> [TASK DIRECTIONS]:
Omit the pictures and return every entry exactly as written.

--

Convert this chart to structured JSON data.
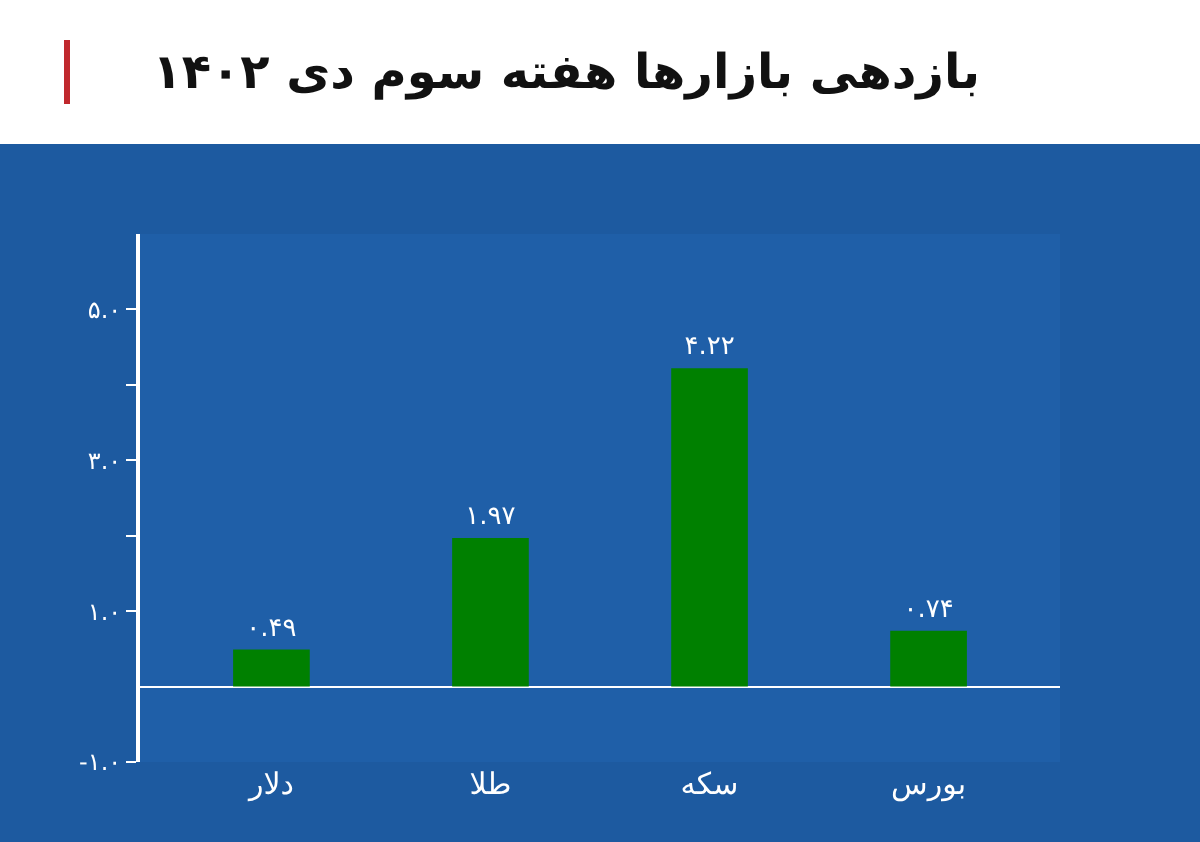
{
  "chart_data": {
    "type": "bar",
    "title": "بازدهی بازارها هفته سوم دی ۱۴۰۲",
    "categories": [
      "دلار",
      "طلا",
      "سکه",
      "بورس"
    ],
    "values": [
      0.49,
      1.97,
      4.22,
      0.74
    ],
    "value_labels": [
      "۰.۴۹",
      "۱.۹۷",
      "۴.۲۲",
      "۰.۷۴"
    ],
    "color": "#008000",
    "ylim": [
      -1,
      6
    ],
    "yticks": [
      {
        "value": 5,
        "label": "۵.۰"
      },
      {
        "value": 4,
        "label": null
      },
      {
        "value": 3,
        "label": "۳.۰"
      },
      {
        "value": 2,
        "label": null
      },
      {
        "value": 1,
        "label": "۱.۰"
      },
      {
        "value": -1,
        "label": "-۱.۰"
      }
    ],
    "grid": false
  }
}
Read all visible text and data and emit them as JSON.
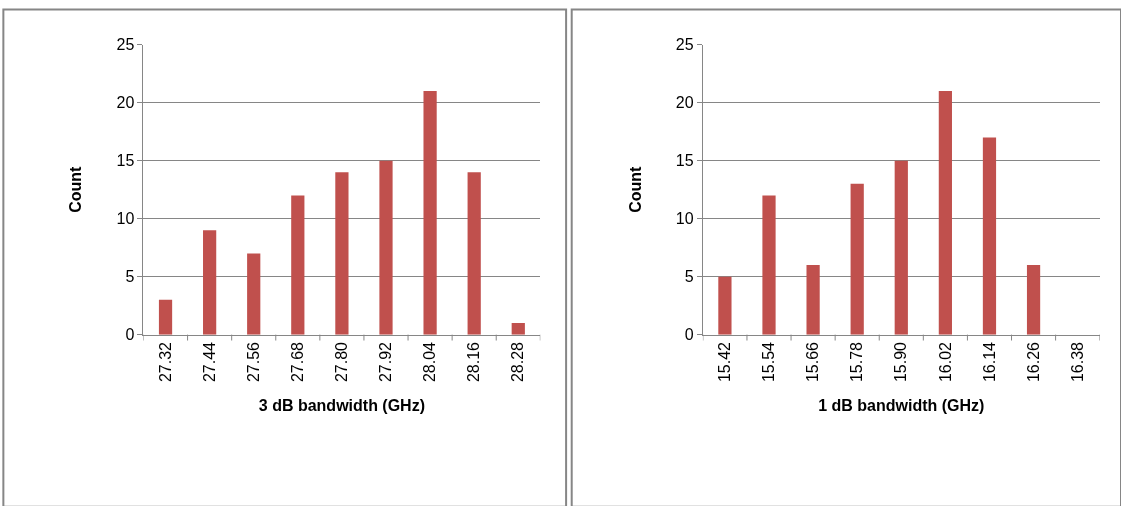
{
  "chart_data": [
    {
      "type": "bar",
      "xlabel": "3 dB bandwidth (GHz)",
      "ylabel": "Count",
      "categories": [
        "27.32",
        "27.44",
        "27.56",
        "27.68",
        "27.80",
        "27.92",
        "28.04",
        "28.16",
        "28.28"
      ],
      "values": [
        3,
        9,
        7,
        12,
        14,
        15,
        21,
        14,
        1
      ],
      "color": "#c0504d",
      "ylim": [
        0,
        25
      ],
      "yticks": [
        0,
        5,
        10,
        15,
        20,
        25
      ],
      "grid": "y"
    },
    {
      "type": "bar",
      "xlabel": "1 dB bandwidth (GHz)",
      "ylabel": "Count",
      "categories": [
        "15.42",
        "15.54",
        "15.66",
        "15.78",
        "15.90",
        "16.02",
        "16.14",
        "16.26",
        "16.38"
      ],
      "values": [
        5,
        12,
        6,
        13,
        15,
        21,
        17,
        6,
        0
      ],
      "color": "#c0504d",
      "ylim": [
        0,
        25
      ],
      "yticks": [
        0,
        5,
        10,
        15,
        20,
        25
      ],
      "grid": "y"
    }
  ]
}
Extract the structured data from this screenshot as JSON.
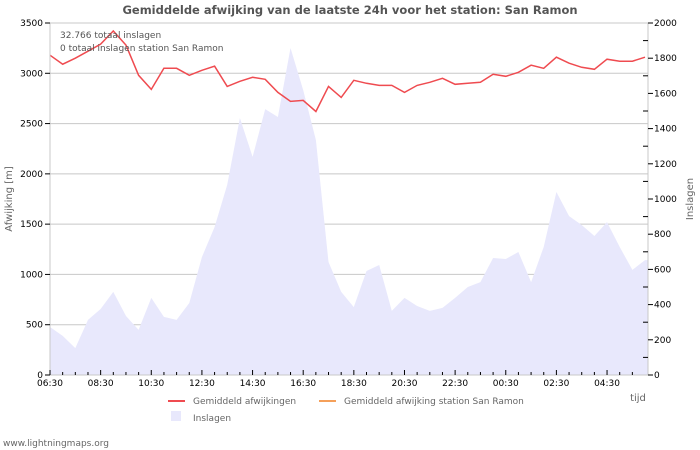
{
  "title": "Gemiddelde afwijking van de laatste 24h voor het station: San Ramon",
  "info_lines": [
    "32.766 totaal inslagen",
    "0 totaal inslagen station San Ramon"
  ],
  "footer": "www.lightningmaps.org",
  "colors": {
    "afwijking": "#ef4b50",
    "station": "#f5a05a",
    "inslagen_fill": "#e8e8fc",
    "grid": "#c8c8c8",
    "axis": "#bbbbbb"
  },
  "legend": [
    {
      "label": "Gemiddeld afwijkingen",
      "type": "line",
      "color": "#ef4b50"
    },
    {
      "label": "Gemiddeld afwijking station San Ramon",
      "type": "line",
      "color": "#f5a05a"
    },
    {
      "label": "Inslagen",
      "type": "box",
      "color": "#e8e8fc"
    }
  ],
  "chart_data": {
    "type": "line",
    "title": "Gemiddelde afwijking van de laatste 24h voor het station: San Ramon",
    "xlabel": "tijd",
    "ylabel": "Afwijking  [m]",
    "y2label": "Inslagen",
    "ylim": [
      0,
      3500
    ],
    "y2lim": [
      0,
      2000
    ],
    "yticks": [
      0,
      500,
      1000,
      1500,
      2000,
      2500,
      3000,
      3500
    ],
    "y2ticks": [
      0,
      200,
      400,
      600,
      800,
      1000,
      1200,
      1400,
      1600,
      1800,
      2000
    ],
    "xtick_labels": [
      "06:30",
      "08:30",
      "10:30",
      "12:30",
      "14:30",
      "16:30",
      "18:30",
      "20:30",
      "22:30",
      "00:30",
      "02:30",
      "04:30"
    ],
    "grid": true,
    "legend_position": "bottom",
    "x": [
      "06:30",
      "07:00",
      "07:30",
      "08:00",
      "08:30",
      "09:00",
      "09:30",
      "10:00",
      "10:30",
      "11:00",
      "11:30",
      "12:00",
      "12:30",
      "13:00",
      "13:30",
      "14:00",
      "14:30",
      "15:00",
      "15:30",
      "16:00",
      "16:30",
      "17:00",
      "17:30",
      "18:00",
      "18:30",
      "19:00",
      "19:30",
      "20:00",
      "20:30",
      "21:00",
      "21:30",
      "22:00",
      "22:30",
      "23:00",
      "23:30",
      "00:00",
      "00:30",
      "01:00",
      "01:30",
      "02:00",
      "02:30",
      "03:00",
      "03:30",
      "04:00",
      "04:30",
      "05:00",
      "05:30",
      "06:00"
    ],
    "series": [
      {
        "name": "Gemiddeld afwijkingen",
        "axis": "left",
        "type": "line",
        "values": [
          3180,
          3090,
          3150,
          3220,
          3290,
          3420,
          3280,
          2980,
          2840,
          3050,
          3050,
          2980,
          3030,
          3070,
          2870,
          2920,
          2960,
          2940,
          2810,
          2720,
          2730,
          2620,
          2870,
          2760,
          2930,
          2900,
          2880,
          2880,
          2810,
          2880,
          2910,
          2950,
          2890,
          2900,
          2910,
          2990,
          2970,
          3010,
          3080,
          3050,
          3160,
          3100,
          3060,
          3040,
          3140,
          3120,
          3120,
          3160
        ]
      },
      {
        "name": "Gemiddeld afwijking station San Ramon",
        "axis": "left",
        "type": "line",
        "values": []
      },
      {
        "name": "Inslagen",
        "axis": "right",
        "type": "area",
        "values": [
          273,
          222,
          153,
          313,
          375,
          472,
          335,
          256,
          438,
          330,
          313,
          409,
          670,
          841,
          1080,
          1460,
          1239,
          1511,
          1466,
          1858,
          1619,
          1335,
          642,
          472,
          386,
          591,
          625,
          364,
          438,
          392,
          364,
          381,
          438,
          500,
          528,
          665,
          659,
          699,
          528,
          727,
          1040,
          903,
          852,
          790,
          869,
          727,
          597,
          653
        ]
      }
    ]
  }
}
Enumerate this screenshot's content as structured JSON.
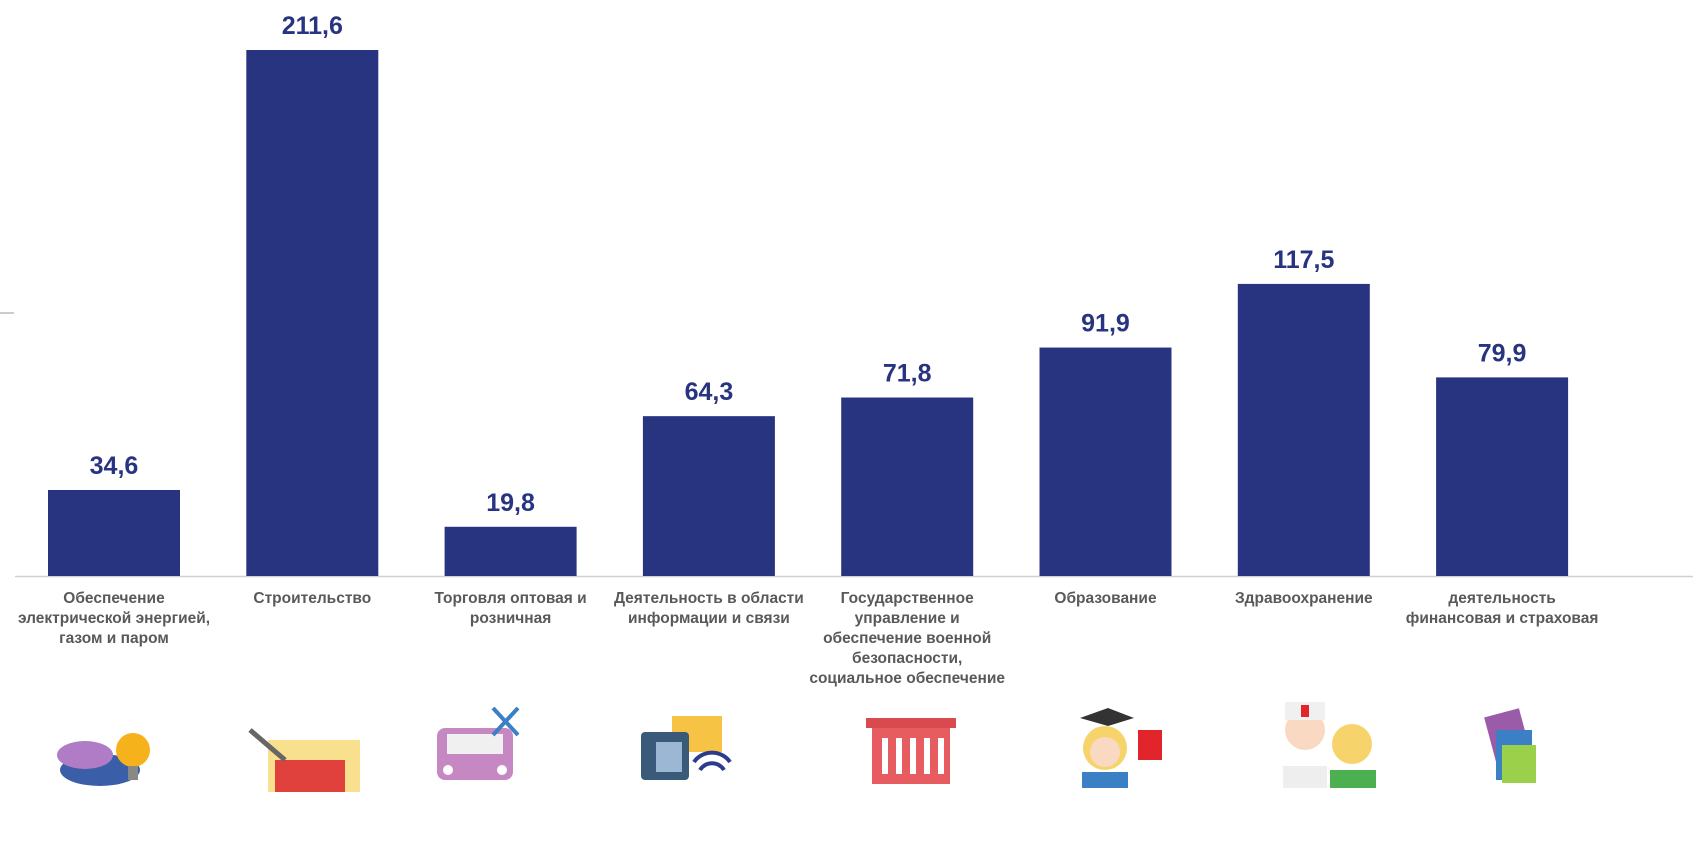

--

> [RESULT BELOW]:
Convert this chart to structured JSON data.
{
  "chart_data": {
    "type": "bar",
    "title": "بازدهی بازارها هفته سوم دی ۱۴۰۲",
    "categories": [
      "دلار",
      "طلا",
      "سکه",
      "بورس"
    ],
    "values": [
      0.49,
      1.97,
      4.22,
      0.74
    ],
    "value_labels": [
      "۰.۴۹",
      "۱.۹۷",
      "۴.۲۲",
      "۰.۷۴"
    ],
    "color": "#008000",
    "ylim": [
      -1,
      6
    ],
    "yticks": [
      {
        "value": 5,
        "label": "۵.۰"
      },
      {
        "value": 4,
        "label": null
      },
      {
        "value": 3,
        "label": "۳.۰"
      },
      {
        "value": 2,
        "label": null
      },
      {
        "value": 1,
        "label": "۱.۰"
      },
      {
        "value": -1,
        "label": "-۱.۰"
      }
    ],
    "grid": false
  }
}
Read all visible text and data and emit them as JSON.
{
  "chart_data": [
    {
      "type": "bar",
      "xlabel": "3 dB bandwidth (GHz)",
      "ylabel": "Count",
      "categories": [
        "27.32",
        "27.44",
        "27.56",
        "27.68",
        "27.80",
        "27.92",
        "28.04",
        "28.16",
        "28.28"
      ],
      "values": [
        3,
        9,
        7,
        12,
        14,
        15,
        21,
        14,
        1
      ],
      "color": "#c0504d",
      "ylim": [
        0,
        25
      ],
      "yticks": [
        0,
        5,
        10,
        15,
        20,
        25
      ],
      "grid": "y"
    },
    {
      "type": "bar",
      "xlabel": "1 dB bandwidth (GHz)",
      "ylabel": "Count",
      "categories": [
        "15.42",
        "15.54",
        "15.66",
        "15.78",
        "15.90",
        "16.02",
        "16.14",
        "16.26",
        "16.38"
      ],
      "values": [
        5,
        12,
        6,
        13,
        15,
        21,
        17,
        6,
        0
      ],
      "color": "#c0504d",
      "ylim": [
        0,
        25
      ],
      "yticks": [
        0,
        5,
        10,
        15,
        20,
        25
      ],
      "grid": "y"
    }
  ]
}
Extract the structured data from this screenshot as JSON.
{
  "title": "Gemiddelde afwijking van de laatste 24h voor het station: San Ramon",
  "info_lines": [
    "32.766 totaal inslagen",
    "0 totaal inslagen station San Ramon"
  ],
  "footer": "www.lightningmaps.org",
  "colors": {
    "afwijking": "#ef4b50",
    "station": "#f5a05a",
    "inslagen_fill": "#e8e8fc",
    "grid": "#c8c8c8",
    "axis": "#bbbbbb"
  },
  "legend": [
    {
      "label": "Gemiddeld afwijkingen",
      "type": "line",
      "color": "#ef4b50"
    },
    {
      "label": "Gemiddeld afwijking station San Ramon",
      "type": "line",
      "color": "#f5a05a"
    },
    {
      "label": "Inslagen",
      "type": "box",
      "color": "#e8e8fc"
    }
  ],
  "chart_data": {
    "type": "line",
    "title": "Gemiddelde afwijking van de laatste 24h voor het station: San Ramon",
    "xlabel": "tijd",
    "ylabel": "Afwijking  [m]",
    "y2label": "Inslagen",
    "ylim": [
      0,
      3500
    ],
    "y2lim": [
      0,
      2000
    ],
    "yticks": [
      0,
      500,
      1000,
      1500,
      2000,
      2500,
      3000,
      3500
    ],
    "y2ticks": [
      0,
      200,
      400,
      600,
      800,
      1000,
      1200,
      1400,
      1600,
      1800,
      2000
    ],
    "xtick_labels": [
      "06:30",
      "08:30",
      "10:30",
      "12:30",
      "14:30",
      "16:30",
      "18:30",
      "20:30",
      "22:30",
      "00:30",
      "02:30",
      "04:30"
    ],
    "grid": true,
    "legend_position": "bottom",
    "x": [
      "06:30",
      "07:00",
      "07:30",
      "08:00",
      "08:30",
      "09:00",
      "09:30",
      "10:00",
      "10:30",
      "11:00",
      "11:30",
      "12:00",
      "12:30",
      "13:00",
      "13:30",
      "14:00",
      "14:30",
      "15:00",
      "15:30",
      "16:00",
      "16:30",
      "17:00",
      "17:30",
      "18:00",
      "18:30",
      "19:00",
      "19:30",
      "20:00",
      "20:30",
      "21:00",
      "21:30",
      "22:00",
      "22:30",
      "23:00",
      "23:30",
      "00:00",
      "00:30",
      "01:00",
      "01:30",
      "02:00",
      "02:30",
      "03:00",
      "03:30",
      "04:00",
      "04:30",
      "05:00",
      "05:30",
      "06:00"
    ],
    "series": [
      {
        "name": "Gemiddeld afwijkingen",
        "axis": "left",
        "type": "line",
        "values": [
          3180,
          3090,
          3150,
          3220,
          3290,
          3420,
          3280,
          2980,
          2840,
          3050,
          3050,
          2980,
          3030,
          3070,
          2870,
          2920,
          2960,
          2940,
          2810,
          2720,
          2730,
          2620,
          2870,
          2760,
          2930,
          2900,
          2880,
          2880,
          2810,
          2880,
          2910,
          2950,
          2890,
          2900,
          2910,
          2990,
          2970,
          3010,
          3080,
          3050,
          3160,
          3100,
          3060,
          3040,
          3140,
          3120,
          3120,
          3160
        ]
      },
      {
        "name": "Gemiddeld afwijking station San Ramon",
        "axis": "left",
        "type": "line",
        "values": []
      },
      {
        "name": "Inslagen",
        "axis": "right",
        "type": "area",
        "values": [
          273,
          222,
          153,
          313,
          375,
          472,
          335,
          256,
          438,
          330,
          313,
          409,
          670,
          841,
          1080,
          1460,
          1239,
          1511,
          1466,
          1858,
          1619,
          1335,
          642,
          472,
          386,
          591,
          625,
          364,
          438,
          392,
          364,
          381,
          438,
          500,
          528,
          665,
          659,
          699,
          528,
          727,
          1040,
          903,
          852,
          790,
          869,
          727,
          597,
          653
        ]
      }
    ]
  }
}
Enumerate this screenshot's content as structured JSON.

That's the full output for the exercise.